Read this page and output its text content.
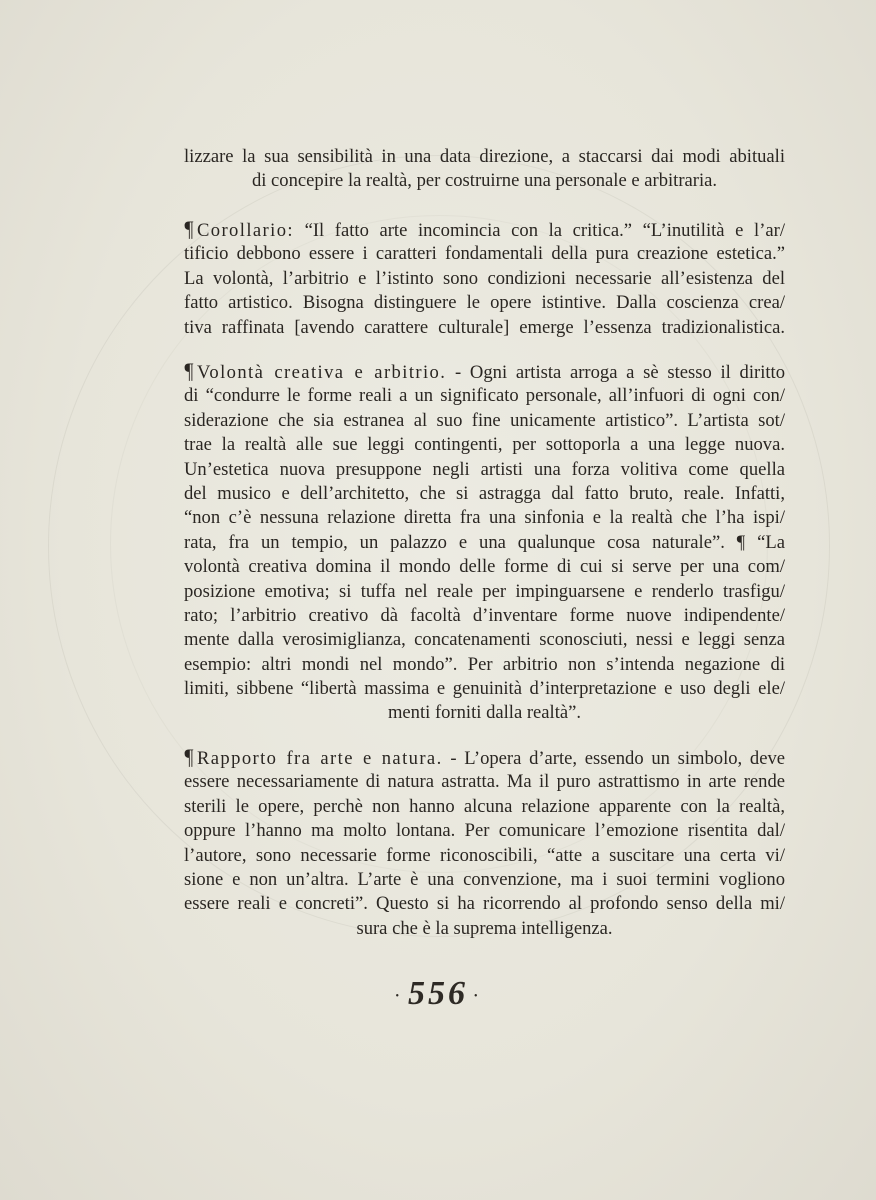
lizzare la sua sensibilità in una data direzione, a staccarsi dai modi abituali
di concepire la realtà, per costruirne una personale e arbitraria.
¶ Corollario: “Il fatto arte incomincia con la critica.” “L’inutilità e l’ar/
tificio debbono essere i caratteri fondamentali della pura creazione estetica.”
La volontà, l’arbitrio e l’istinto sono condizioni necessarie all’esistenza del
fatto artistico. Bisogna distinguere le opere istintive. Dalla coscienza crea/
tiva raffinata [avendo carattere culturale] emerge l’essenza tradizionalistica.
¶ Volontà creativa e arbitrio. - Ogni artista arroga a sè stesso il diritto
di “condurre le forme reali a un significato personale, all’infuori di ogni con/
siderazione che sia estranea al suo fine unicamente artistico”. L’artista sot/
trae la realtà alle sue leggi contingenti, per sottoporla a una legge nuova.
Un’estetica nuova presuppone negli artisti una forza volitiva come quella
del musico e dell’architetto, che si astragga dal fatto bruto, reale. Infatti,
“non c’è nessuna relazione diretta fra una sinfonia e la realtà che l’ha ispi/
rata, fra un tempio, un palazzo e una qualunque cosa naturale”. ¶ “La
volontà creativa domina il mondo delle forme di cui si serve per una com/
posizione emotiva; si tuffa nel reale per impinguarsene e renderlo trasfigu/
rato; l’arbitrio creativo dà facoltà d’inventare forme nuove indipendente/
mente dalla verosimiglianza, concatenamenti sconosciuti, nessi e leggi senza
esempio: altri mondi nel mondo”. Per arbitrio non s’intenda negazione di
limiti, sibbene “libertà massima e genuinità d’interpretazione e uso degli ele/
menti forniti dalla realtà”.
¶ Rapporto fra arte e natura. - L’opera d’arte, essendo un simbolo, deve
essere necessariamente di natura astratta. Ma il puro astrattismo in arte rende
sterili le opere, perchè non hanno alcuna relazione apparente con la realtà,
oppure l’hanno ma molto lontana. Per comunicare l’emozione risentita dal/
l’autore, sono necessarie forme riconoscibili, “atte a suscitare una certa vi/
sione e non un’altra. L’arte è una convenzione, ma i suoi termini vogliono
essere reali e concreti”. Questo si ha ricorrendo al profondo senso della mi/
sura che è la suprema intelligenza.
• 556 •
········
» Set problem:
Repeat the material above in full and unchanged, minus its images.

» Written response:
Read this page and output its text content.
lizzare la sua sensibilità in una data direzione, a staccarsi dai modi abituali
di concepire la realtà, per costruirne una personale e arbitraria.
¶ Corollario: “Il fatto arte incomincia con la critica.” “L’inutilità e l’ar/
tificio debbono essere i caratteri fondamentali della pura creazione estetica.”
La volontà, l’arbitrio e l’istinto sono condizioni necessarie all’esistenza del
fatto artistico. Bisogna distinguere le opere istintive. Dalla coscienza crea/
tiva raffinata [avendo carattere culturale] emerge l’essenza tradizionalistica.
¶ Volontà creativa e arbitrio. - Ogni artista arroga a sè stesso il diritto
di “condurre le forme reali a un significato personale, all’infuori di ogni con/
siderazione che sia estranea al suo fine unicamente artistico”. L’artista sot/
trae la realtà alle sue leggi contingenti, per sottoporla a una legge nuova.
Un’estetica nuova presuppone negli artisti una forza volitiva come quella
del musico e dell’architetto, che si astragga dal fatto bruto, reale. Infatti,
“non c’è nessuna relazione diretta fra una sinfonia e la realtà che l’ha ispi/
rata, fra un tempio, un palazzo e una qualunque cosa naturale”. ¶ “La
volontà creativa domina il mondo delle forme di cui si serve per una com/
posizione emotiva; si tuffa nel reale per impinguarsene e renderlo trasfigu/
rato; l’arbitrio creativo dà facoltà d’inventare forme nuove indipendente/
mente dalla verosimiglianza, concatenamenti sconosciuti, nessi e leggi senza
esempio: altri mondi nel mondo”. Per arbitrio non s’intenda negazione di
limiti, sibbene “libertà massima e genuinità d’interpretazione e uso degli ele/
menti forniti dalla realtà”.
¶ Rapporto fra arte e natura. - L’opera d’arte, essendo un simbolo, deve
essere necessariamente di natura astratta. Ma il puro astrattismo in arte rende
sterili le opere, perchè non hanno alcuna relazione apparente con la realtà,
oppure l’hanno ma molto lontana. Per comunicare l’emozione risentita dal/
l’autore, sono necessarie forme riconoscibili, “atte a suscitare una certa vi/
sione e non un’altra. L’arte è una convenzione, ma i suoi termini vogliono
essere reali e concreti”. Questo si ha ricorrendo al profondo senso della mi/
sura che è la suprema intelligenza.
• 556 •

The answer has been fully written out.